Stored items:
* * *
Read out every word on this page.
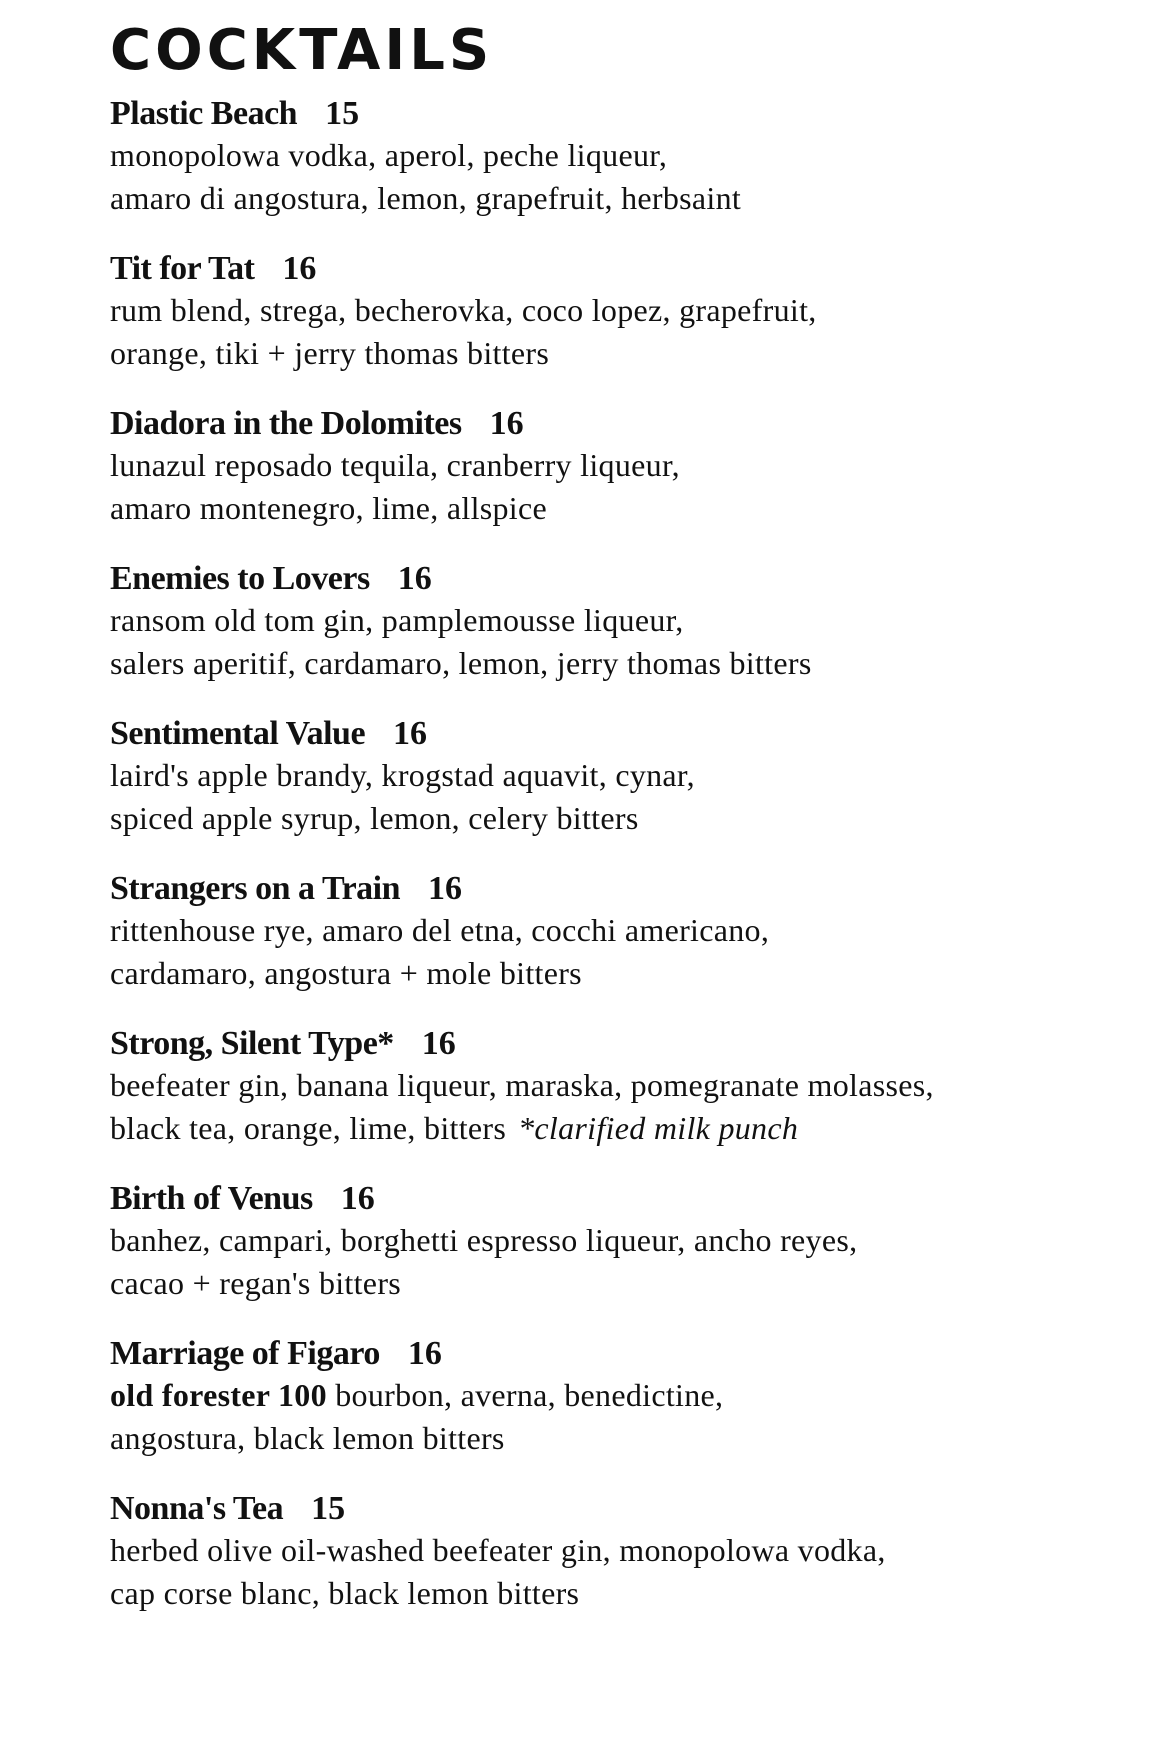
COCKTAILS
Plastic Beach 15
monopolowa vodka, aperol, peche liqueur,
amaro di angostura, lemon, grapefruit, herbsaint
Tit for Tat 16
rum blend, strega, becherovka, coco lopez, grapefruit,
orange, tiki + jerry thomas bitters
Diadora in the Dolomites 16
lunazul reposado tequila, cranberry liqueur,
amaro montenegro, lime, allspice
Enemies to Lovers 16
ransom old tom gin, pamplemousse liqueur,
salers aperitif, cardamaro, lemon, jerry thomas bitters
Sentimental Value 16
laird's apple brandy, krogstad aquavit, cynar,
spiced apple syrup, lemon, celery bitters
Strangers on a Train 16
rittenhouse rye, amaro del etna, cocchi americano,
cardamaro, angostura + mole bitters
Strong, Silent Type* 16
beefeater gin, banana liqueur, maraska, pomegranate molasses,
black tea, orange, lime, bitters *clarified milk punch
Birth of Venus 16
banhez, campari, borghetti espresso liqueur, ancho reyes,
cacao + regan's bitters
Marriage of Figaro 16
old forester 100 bourbon, averna, benedictine,
angostura, black lemon bitters
Nonna's Tea 15
herbed olive oil-washed beefeater gin, monopolowa vodka,
cap corse blanc, black lemon bitters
* * *
*Requirement*
Omit each picture, then return all of the listing exactly as it stands.

*Solution to this problem*
Read out every word on this page.
COCKTAILS
Plastic Beach 15
monopolowa vodka, aperol, peche liqueur,
amaro di angostura, lemon, grapefruit, herbsaint
Tit for Tat 16
rum blend, strega, becherovka, coco lopez, grapefruit,
orange, tiki + jerry thomas bitters
Diadora in the Dolomites 16
lunazul reposado tequila, cranberry liqueur,
amaro montenegro, lime, allspice
Enemies to Lovers 16
ransom old tom gin, pamplemousse liqueur,
salers aperitif, cardamaro, lemon, jerry thomas bitters
Sentimental Value 16
laird's apple brandy, krogstad aquavit, cynar,
spiced apple syrup, lemon, celery bitters
Strangers on a Train 16
rittenhouse rye, amaro del etna, cocchi americano,
cardamaro, angostura + mole bitters
Strong, Silent Type* 16
beefeater gin, banana liqueur, maraska, pomegranate molasses,
black tea, orange, lime, bitters *clarified milk punch
Birth of Venus 16
banhez, campari, borghetti espresso liqueur, ancho reyes,
cacao + regan's bitters
Marriage of Figaro 16
old forester 100 bourbon, averna, benedictine,
angostura, black lemon bitters
Nonna's Tea 15
herbed olive oil-washed beefeater gin, monopolowa vodka,
cap corse blanc, black lemon bitters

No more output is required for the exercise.